===== TRECHO DA PÁGINA =====

O João é uma obra de arte... Enoja-me a imbecilidade, a tendência para discriminar, para distinguir e julgar os homens. Não há homens superiores, apenas a superioridade de ser homem, ou cão, ou formiga, não estou a ser antropolátrico, se manifesta de formas muito estranhas, por vezes quase invisíveis. Cada vida é um alvor incontível. E nada de lançar cinzentismos ou qualquer forma de cloro conceptual sobre a mirífica paleta que se abre aos olhos do coração quando queremos ver o que há. Se queremos ver, vemos. Não é João?

Ora, tudo isto desemboca no amor. Só quem ama se liberta da necessidade de vir a ser isto ou aquilo. A criatividade mais pura...

E isto já tinha ecoado nas quatro paredes daquela sala com grades por fora, logo na primeira aula. Duma forma quase descabida disse aos alunos que todos éramos capazes de fazer milagres, de criarmos amando, de sermos para lá do feito e do consumado. E quando perguntei se alguém ali já tinha feito um milagre, um vozeirão respondeu no fundo da sala:

- Eu já, a minha filha!

===== CONTEÚDO DOS DADOS =====

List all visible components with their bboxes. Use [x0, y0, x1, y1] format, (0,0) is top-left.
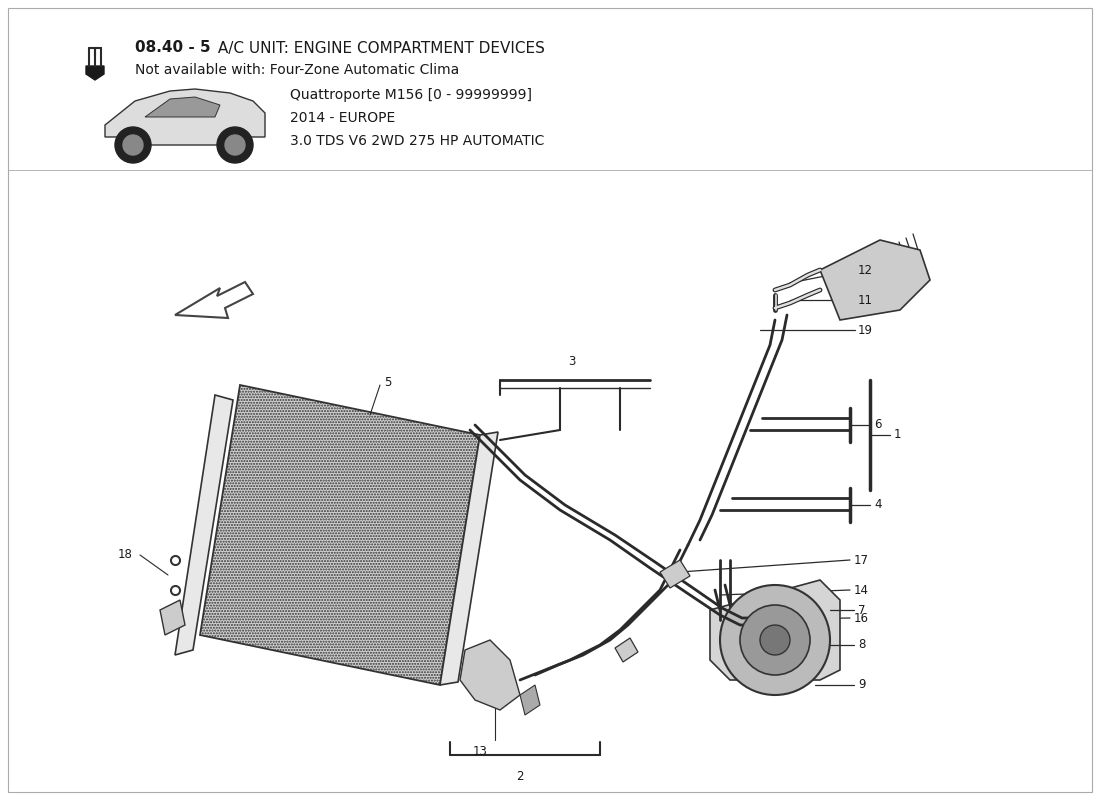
Circle shape	[123, 135, 143, 155]
Circle shape	[740, 605, 810, 675]
Text: 12: 12	[858, 263, 873, 277]
Polygon shape	[440, 432, 498, 685]
Text: 18: 18	[118, 549, 133, 562]
Text: Quattroporte M156 [0 - 99999999]: Quattroporte M156 [0 - 99999999]	[290, 88, 532, 102]
Polygon shape	[175, 395, 233, 655]
Polygon shape	[86, 66, 104, 80]
Polygon shape	[160, 600, 185, 635]
Text: 16: 16	[854, 611, 869, 625]
Text: 17: 17	[854, 554, 869, 566]
Circle shape	[226, 135, 245, 155]
Circle shape	[720, 585, 830, 695]
Text: 2: 2	[516, 770, 524, 783]
Polygon shape	[145, 97, 220, 117]
Circle shape	[760, 625, 790, 655]
Text: 3: 3	[569, 355, 575, 368]
Text: 19: 19	[858, 323, 873, 337]
Text: 8: 8	[858, 638, 866, 651]
Polygon shape	[820, 240, 930, 320]
Text: Not available with: Four-Zone Automatic Clima: Not available with: Four-Zone Automatic …	[135, 63, 460, 77]
Text: 11: 11	[858, 294, 873, 306]
Text: 13: 13	[473, 745, 487, 758]
Polygon shape	[660, 560, 690, 588]
Circle shape	[116, 127, 151, 163]
Circle shape	[217, 127, 253, 163]
Polygon shape	[460, 640, 520, 710]
Text: 6: 6	[874, 418, 881, 431]
Text: A/C UNIT: ENGINE COMPARTMENT DEVICES: A/C UNIT: ENGINE COMPARTMENT DEVICES	[213, 41, 544, 55]
Text: 2014 - EUROPE: 2014 - EUROPE	[290, 111, 395, 125]
Polygon shape	[200, 385, 480, 685]
Polygon shape	[710, 580, 840, 680]
Polygon shape	[104, 89, 265, 145]
Text: 9: 9	[858, 678, 866, 691]
Polygon shape	[175, 282, 253, 318]
Text: 4: 4	[874, 498, 881, 511]
Text: 08.40 - 5: 08.40 - 5	[135, 41, 210, 55]
Text: 7: 7	[858, 603, 866, 617]
Polygon shape	[520, 685, 540, 715]
Text: 1: 1	[894, 429, 902, 442]
Text: 14: 14	[854, 583, 869, 597]
Text: 3.0 TDS V6 2WD 275 HP AUTOMATIC: 3.0 TDS V6 2WD 275 HP AUTOMATIC	[290, 134, 544, 148]
Polygon shape	[615, 638, 638, 662]
Text: 5: 5	[384, 375, 392, 389]
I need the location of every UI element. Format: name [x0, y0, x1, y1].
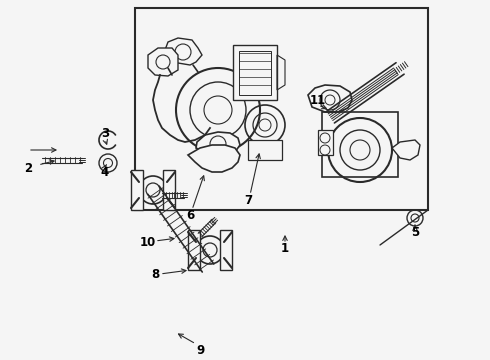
- Text: 5: 5: [411, 225, 419, 239]
- Polygon shape: [196, 132, 240, 155]
- Bar: [188, 230, 200, 270]
- Bar: [322, 112, 398, 177]
- Text: 2: 2: [24, 162, 32, 175]
- Polygon shape: [165, 38, 202, 65]
- Bar: [220, 230, 232, 270]
- Text: 4: 4: [101, 166, 109, 179]
- Polygon shape: [188, 145, 240, 172]
- Text: 1: 1: [281, 242, 289, 255]
- Bar: [135, 8, 428, 210]
- Text: 3: 3: [101, 126, 109, 140]
- Polygon shape: [392, 140, 420, 160]
- Text: 8: 8: [151, 269, 159, 282]
- Text: 10: 10: [140, 235, 156, 248]
- Bar: [239, 51, 271, 95]
- Bar: [163, 170, 175, 210]
- Text: 7: 7: [244, 194, 252, 207]
- Polygon shape: [308, 85, 352, 112]
- Text: 11: 11: [310, 94, 326, 107]
- Bar: [318, 130, 333, 155]
- Polygon shape: [148, 48, 178, 76]
- Bar: [233, 45, 277, 100]
- Bar: [131, 170, 143, 210]
- Bar: [248, 140, 282, 160]
- Text: 6: 6: [186, 208, 194, 221]
- Text: 9: 9: [196, 343, 204, 356]
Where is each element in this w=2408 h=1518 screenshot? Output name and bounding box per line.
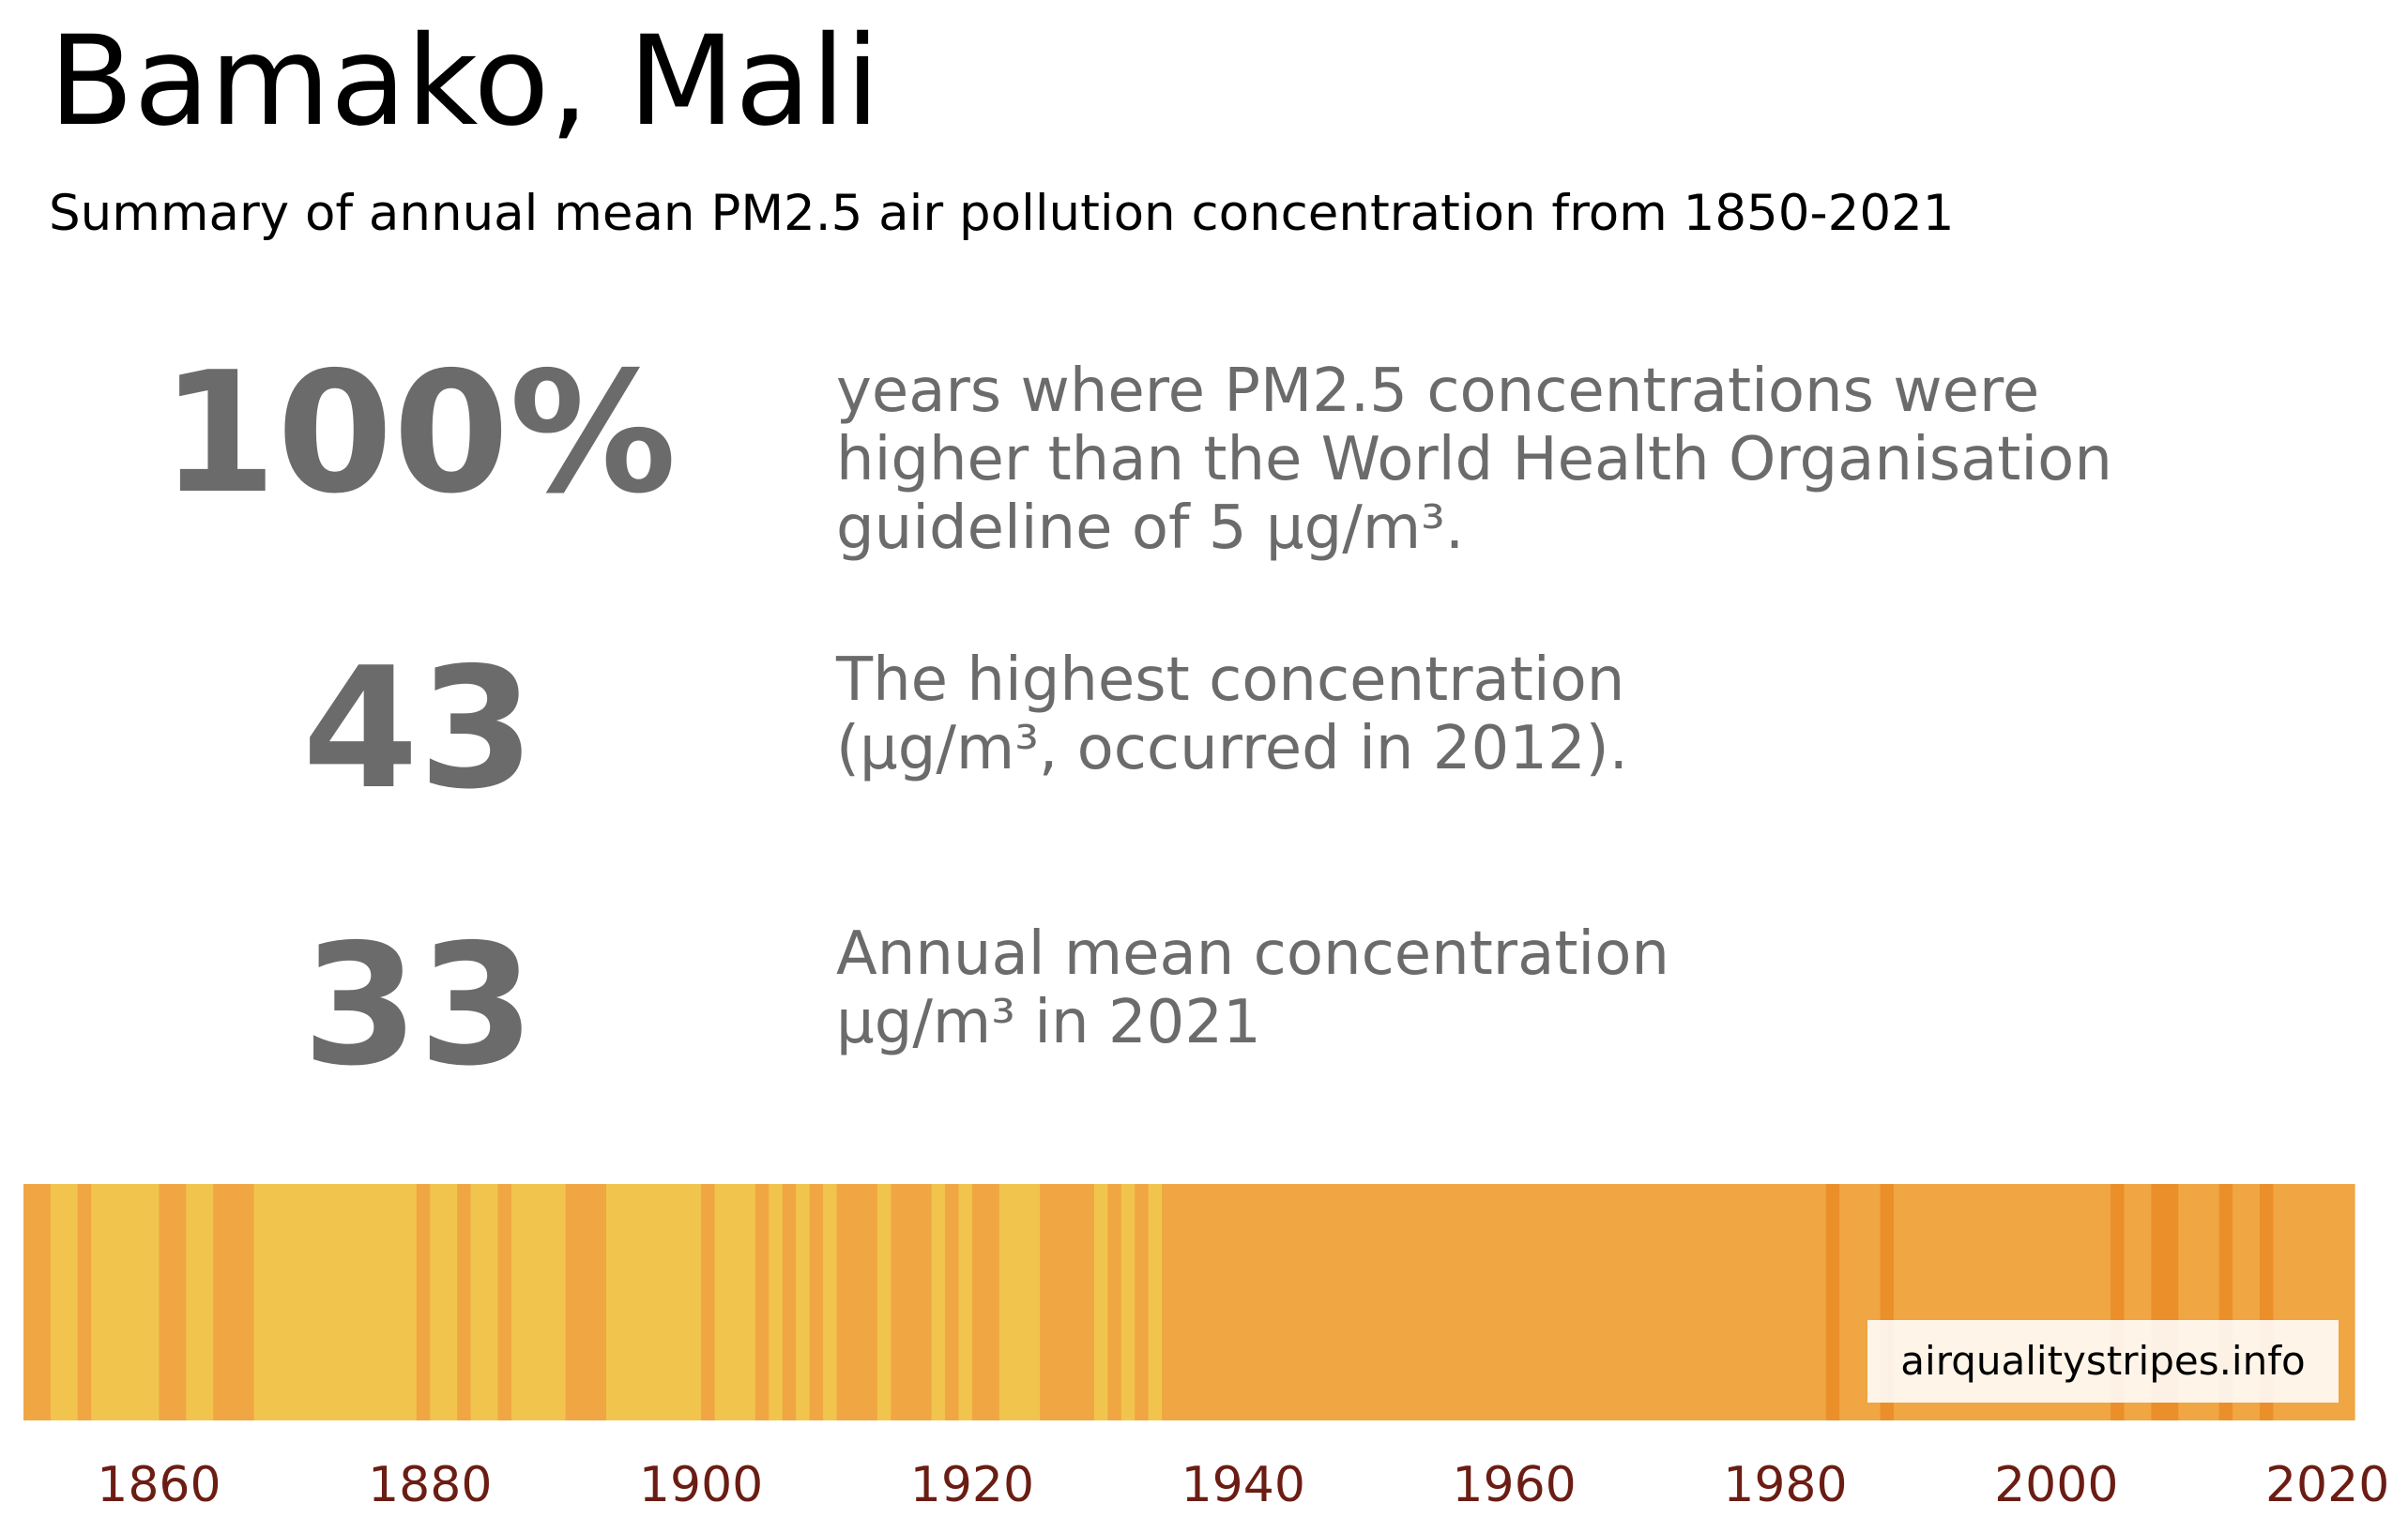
stripe-1918-1919 [945, 1184, 960, 1420]
x-tick-label: 1900 [639, 1457, 763, 1513]
stripe-1901-1904 [714, 1184, 756, 1420]
stripe-1893-1900 [606, 1184, 702, 1420]
stat-description-highest-concentration: The highest concentration (µg/m³, occurr… [836, 646, 1628, 783]
credit-link[interactable]: airqualitystripes.info [1900, 1338, 2306, 1384]
stripe-1914-1917 [891, 1184, 933, 1420]
stripe-1933-1934 [1148, 1184, 1163, 1420]
x-tick-label: 1960 [1452, 1457, 1576, 1513]
stripe-1909-1910 [823, 1184, 838, 1420]
stripe-1850-1852 [23, 1184, 52, 1420]
page-subtitle: Summary of annual mean PM2.5 air polluti… [49, 185, 1955, 242]
stat-description-annual-mean-2021: Annual mean concentration µg/m³ in 2021 [836, 920, 1669, 1057]
stat-value-years-above-guideline: 100% [160, 336, 677, 530]
stat-description-line: higher than the World Health Organisatio… [836, 425, 2112, 494]
stat-description-years-above-guideline: years where PM2.5 concentrations were hi… [836, 357, 2112, 563]
stripe-1860-1862 [159, 1184, 187, 1420]
stripe-1922-1925 [998, 1184, 1041, 1420]
stripe-1883-1885 [470, 1184, 499, 1420]
stripe-1855-1860 [91, 1184, 160, 1420]
stripe-1920-1922 [971, 1184, 1000, 1420]
stripe-1867-1879 [253, 1184, 418, 1420]
stat-description-line: guideline of 5 µg/m³. [836, 493, 1465, 563]
stripe-1925-1929 [1040, 1184, 1095, 1420]
stripe-1906-1907 [782, 1184, 797, 1420]
x-tick-label: 1920 [910, 1457, 1034, 1513]
stripe-1852-1854 [50, 1184, 79, 1420]
x-tick-label: 1940 [1181, 1457, 1305, 1513]
stripe-1864-1867 [213, 1184, 255, 1420]
stat-value-annual-mean-2021: 33 [302, 908, 535, 1102]
stripe-1880-1882 [430, 1184, 458, 1420]
stripe-1886-1890 [511, 1184, 567, 1420]
stripe-1905-1906 [769, 1184, 784, 1420]
credit-badge: airqualitystripes.info [1867, 1320, 2339, 1403]
stat-description-line: Annual mean concentration [836, 919, 1669, 989]
stripe-1907-1908 [796, 1184, 811, 1420]
stripe-1917-1918 [931, 1184, 946, 1420]
stripe-1890-1893 [565, 1184, 607, 1420]
x-axis-ticks: 1860 1880 1900 1920 1940 1960 1980 2000 2020 [97, 1457, 2389, 1513]
page-title: Bamako, Mali [49, 9, 880, 154]
stripe-1908-1909 [809, 1184, 824, 1420]
stripe-1930-1931 [1107, 1184, 1122, 1420]
stripe-1932-1933 [1135, 1184, 1150, 1420]
stripe-1983-1984 [1825, 1184, 1840, 1420]
x-tick-label: 2020 [2265, 1457, 2389, 1513]
x-tick-label: 1860 [97, 1457, 221, 1513]
x-tick-label: 2000 [1994, 1457, 2118, 1513]
stripe-1904-1905 [754, 1184, 770, 1420]
stripe-1919-1920 [958, 1184, 973, 1420]
x-tick-label: 1880 [368, 1457, 492, 1513]
stripe-1931-1932 [1120, 1184, 1135, 1420]
stripes-group [23, 1184, 2355, 1420]
stripe-1934-1983 [1162, 1184, 1827, 1420]
stat-description-line: µg/m³ in 2021 [836, 988, 1261, 1057]
stripe-1929-1930 [1093, 1184, 1108, 1420]
stat-description-line: The highest concentration [836, 645, 1625, 715]
stripe-1910-1913 [836, 1184, 878, 1420]
stat-value-highest-concentration: 43 [302, 631, 535, 826]
stripe-1882-1883 [457, 1184, 472, 1420]
stripe-1862-1864 [186, 1184, 214, 1420]
stripe-1879-1880 [416, 1184, 431, 1420]
stat-description-line: (µg/m³, occurred in 2012). [836, 714, 1628, 783]
stripe-1900-1901 [701, 1184, 716, 1420]
stripe-1854-1855 [77, 1184, 92, 1420]
stat-description-line: years where PM2.5 concentrations were [836, 357, 2040, 426]
stripe-1913-1914 [876, 1184, 892, 1420]
stripe-1885-1886 [497, 1184, 512, 1420]
x-tick-label: 1980 [1723, 1457, 1847, 1513]
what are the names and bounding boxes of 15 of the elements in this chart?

=====

TAREFAS:
1. Liste todos os seres que o trecho da página cita ao falar da "superioridade de ser".
2. De acordo com o trecho da página, em que aula foi dito aos alunos que todos eram capazes de fazer milagres?

RESPOSTAS ESPERADAS:
1. homem, cão, formiga

2. Logo na primeira aula.